INFORMATION SUPPLIED ▸

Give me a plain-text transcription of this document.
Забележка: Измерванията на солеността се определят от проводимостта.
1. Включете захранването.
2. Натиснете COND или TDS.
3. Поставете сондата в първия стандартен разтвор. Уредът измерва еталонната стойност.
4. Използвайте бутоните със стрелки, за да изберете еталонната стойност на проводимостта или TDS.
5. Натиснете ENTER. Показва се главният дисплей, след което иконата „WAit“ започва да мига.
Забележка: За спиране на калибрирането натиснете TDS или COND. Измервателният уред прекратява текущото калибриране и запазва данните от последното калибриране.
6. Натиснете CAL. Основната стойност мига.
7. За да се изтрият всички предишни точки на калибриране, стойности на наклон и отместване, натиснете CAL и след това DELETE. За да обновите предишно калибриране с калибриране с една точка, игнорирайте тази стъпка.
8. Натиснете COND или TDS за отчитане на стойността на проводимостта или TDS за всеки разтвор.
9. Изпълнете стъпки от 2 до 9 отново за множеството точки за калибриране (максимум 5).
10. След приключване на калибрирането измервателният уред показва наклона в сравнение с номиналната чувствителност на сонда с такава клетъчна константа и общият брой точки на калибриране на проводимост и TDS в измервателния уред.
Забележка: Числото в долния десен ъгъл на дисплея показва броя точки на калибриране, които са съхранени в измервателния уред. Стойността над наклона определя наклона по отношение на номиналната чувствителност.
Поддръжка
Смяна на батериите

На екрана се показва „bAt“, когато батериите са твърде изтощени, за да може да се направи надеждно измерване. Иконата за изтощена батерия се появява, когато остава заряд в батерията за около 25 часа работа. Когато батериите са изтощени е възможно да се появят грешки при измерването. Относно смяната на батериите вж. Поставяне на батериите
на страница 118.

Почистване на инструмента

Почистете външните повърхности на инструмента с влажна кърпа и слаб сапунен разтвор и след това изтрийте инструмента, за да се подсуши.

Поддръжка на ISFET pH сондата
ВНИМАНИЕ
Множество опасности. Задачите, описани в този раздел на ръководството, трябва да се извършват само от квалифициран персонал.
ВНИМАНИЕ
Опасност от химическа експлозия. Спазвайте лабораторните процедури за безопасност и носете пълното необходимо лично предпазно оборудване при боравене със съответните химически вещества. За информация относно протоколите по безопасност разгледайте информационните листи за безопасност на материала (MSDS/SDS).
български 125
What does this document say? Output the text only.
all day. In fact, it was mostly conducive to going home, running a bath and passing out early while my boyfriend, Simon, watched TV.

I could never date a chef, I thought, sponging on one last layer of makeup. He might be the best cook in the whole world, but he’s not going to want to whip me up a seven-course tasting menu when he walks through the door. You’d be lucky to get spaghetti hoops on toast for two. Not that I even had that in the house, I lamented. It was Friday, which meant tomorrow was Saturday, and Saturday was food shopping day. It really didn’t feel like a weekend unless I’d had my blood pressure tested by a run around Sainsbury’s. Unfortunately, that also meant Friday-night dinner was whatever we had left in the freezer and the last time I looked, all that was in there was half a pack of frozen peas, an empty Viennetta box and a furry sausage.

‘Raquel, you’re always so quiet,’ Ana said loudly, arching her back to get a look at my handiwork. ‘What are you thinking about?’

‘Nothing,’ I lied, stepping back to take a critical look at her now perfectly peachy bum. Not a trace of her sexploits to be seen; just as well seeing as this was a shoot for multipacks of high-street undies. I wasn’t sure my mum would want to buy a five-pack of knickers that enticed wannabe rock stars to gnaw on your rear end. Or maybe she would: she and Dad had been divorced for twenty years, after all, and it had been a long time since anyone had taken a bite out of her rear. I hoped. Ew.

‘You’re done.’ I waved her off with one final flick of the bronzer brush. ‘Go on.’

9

OBJECTIVE ▸ Each record above must be given again exactly.

SOLUTION FOR THIS PROBLEM ▸
Give me a plain-text transcription of this document.
Забележка: Измерванията на солеността се определят от проводимостта.
1. Включете захранването.
2. Натиснете COND или TDS.
3. Поставете сондата в първия стандартен разтвор. Уредът измерва еталонната стойност.
4. Използвайте бутоните със стрелки, за да изберете еталонната стойност на проводимостта или TDS.
5. Натиснете ENTER. Показва се главният дисплей, след което иконата „WAit“ започва да мига.
Забележка: За спиране на калибрирането натиснете TDS или COND. Измервателният уред прекратява текущото калибриране и запазва данните от последното калибриране.
6. Натиснете CAL. Основната стойност мига.
7. За да се изтрият всички предишни точки на калибриране, стойности на наклон и отместване, натиснете CAL и след това DELETE. За да обновите предишно калибриране с калибриране с една точка, игнорирайте тази стъпка.
8. Натиснете COND или TDS за отчитане на стойността на проводимостта или TDS за всеки разтвор.
9. Изпълнете стъпки от 2 до 9 отново за множеството точки за калибриране (максимум 5).
10. След приключване на калибрирането измервателният уред показва наклона в сравнение с номиналната чувствителност на сонда с такава клетъчна константа и общият брой точки на калибриране на проводимост и TDS в измервателния уред.
Забележка: Числото в долния десен ъгъл на дисплея показва броя точки на калибриране, които са съхранени в измервателния уред. Стойността над наклона определя наклона по отношение на номиналната чувствителност.
Поддръжка
Смяна на батериите

На екрана се показва „bAt“, когато батериите са твърде изтощени, за да може да се направи надеждно измерване. Иконата за изтощена батерия се появява, когато остава заряд в батерията за около 25 часа работа. Когато батериите са изтощени е възможно да се появят грешки при измерването. Относно смяната на батериите вж. Поставяне на батериите
на страница 118.

Почистване на инструмента

Почистете външните повърхности на инструмента с влажна кърпа и слаб сапунен разтвор и след това изтрийте инструмента, за да се подсуши.

Поддръжка на ISFET pH сондата
ВНИМАНИЕ
Множество опасности. Задачите, описани в този раздел на ръководството, трябва да се извършват само от квалифициран персонал.
ВНИМАНИЕ
Опасност от химическа експлозия. Спазвайте лабораторните процедури за безопасност и носете пълното необходимо лично предпазно оборудване при боравене със съответните химически вещества. За информация относно протоколите по безопасност разгледайте информационните листи за безопасност на материала (MSDS/SDS).
български 125
What does this document say? Output the text only.
all day. In fact, it was mostly conducive to going home, running a bath and passing out early while my boyfriend, Simon, watched TV.

I could never date a chef, I thought, sponging on one last layer of makeup. He might be the best cook in the whole world, but he’s not going to want to whip me up a seven-course tasting menu when he walks through the door. You’d be lucky to get spaghetti hoops on toast for two. Not that I even had that in the house, I lamented. It was Friday, which meant tomorrow was Saturday, and Saturday was food shopping day. It really didn’t feel like a weekend unless I’d had my blood pressure tested by a run around Sainsbury’s. Unfortunately, that also meant Friday-night dinner was whatever we had left in the freezer and the last time I looked, all that was in there was half a pack of frozen peas, an empty Viennetta box and a furry sausage.

‘Raquel, you’re always so quiet,’ Ana said loudly, arching her back to get a look at my handiwork. ‘What are you thinking about?’

‘Nothing,’ I lied, stepping back to take a critical look at her now perfectly peachy bum. Not a trace of her sexploits to be seen; just as well seeing as this was a shoot for multipacks of high-street undies. I wasn’t sure my mum would want to buy a five-pack of knickers that enticed wannabe rock stars to gnaw on your rear end. Or maybe she would: she and Dad had been divorced for twenty years, after all, and it had been a long time since anyone had taken a bite out of her rear. I hoped. Ew.

‘You’re done.’ I waved her off with one final flick of the bronzer brush. ‘Go on.’

9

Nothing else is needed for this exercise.